_Collected data_:
..............................

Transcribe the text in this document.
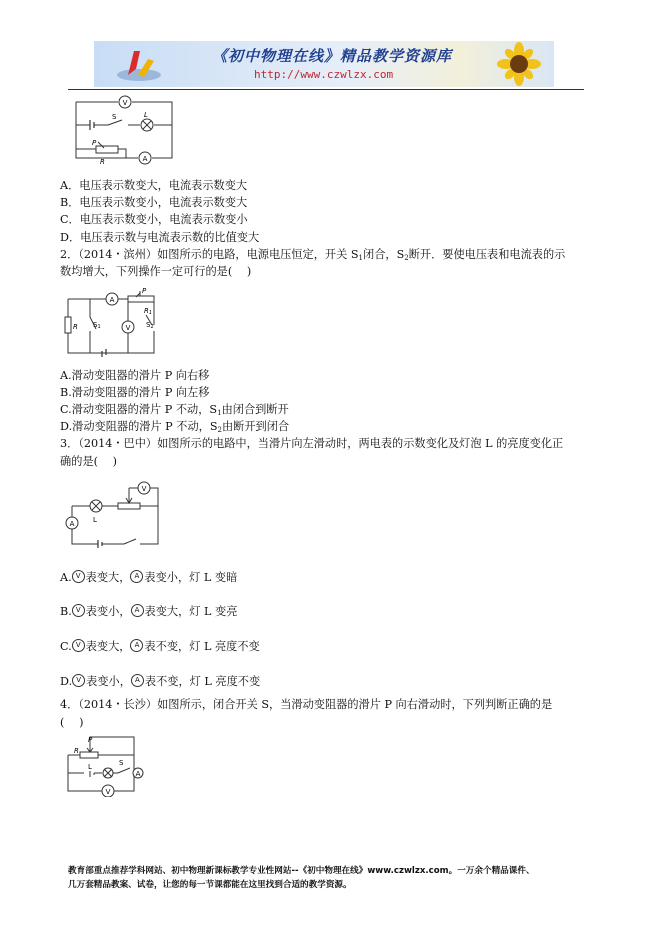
《初中物理在线》精品教学资源库
http://www.czwlzx.com
V
A
L
S
P
R
A．电压表示数变大，电流表示数变大
B．电压表示数变小，电流表示数变大
C．电压表示数变小，电流表示数变小
D．电压表示数与电流表示数的比值变大
2．（2014・滨州）如图所示的电路，电源电压恒定，开关 $S_1$闭合，$S_2$断开．要使电压表和电流表的示
数均增大，下列操作一定可行的是(　 )
A
V
P
R1
R S1	S2
A.滑动变阻器的滑片 P 向右移
B.滑动变阻器的滑片 P 向左移
C.滑动变阻器的滑片 P 不动，$S_1$由闭合到断开
D.滑动变阻器的滑片 P 不动，$S_2$由断开到闭合
3．（2014・巴中）如图所示的电路中，当滑片向左滑动时，两电表的示数变化及灯泡 L 的亮度变化正
确的是(　 )
V
A	L
A. V 表变大， A 表变小，灯 L 变暗
B. V 表变小， A 表变大，灯 L 变亮
C. V 表变大， A 表不变，灯 L 亮度不变
D. V 表变小， A 表不变，灯 L 亮度不变
4．（2014・长沙）如图所示，闭合开关 S，当滑动变阻器的滑片 P 向右滑动时，下列判断正确的是
(　 )
P
R
L	S
A
V
教育部重点推荐学科网站、初中物理新课标教学专业性网站--《初中物理在线》www.czwlzx.com。一万余个精品课件、
几万套精品教案、试卷，让您的每一节课都能在这里找到合适的教学资源。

..............................

List the lines of the material in which the word "电流表示数变大" occurs.

A．电压表示数变大，电流表示数变大
B．电压表示数变小，电流表示数变大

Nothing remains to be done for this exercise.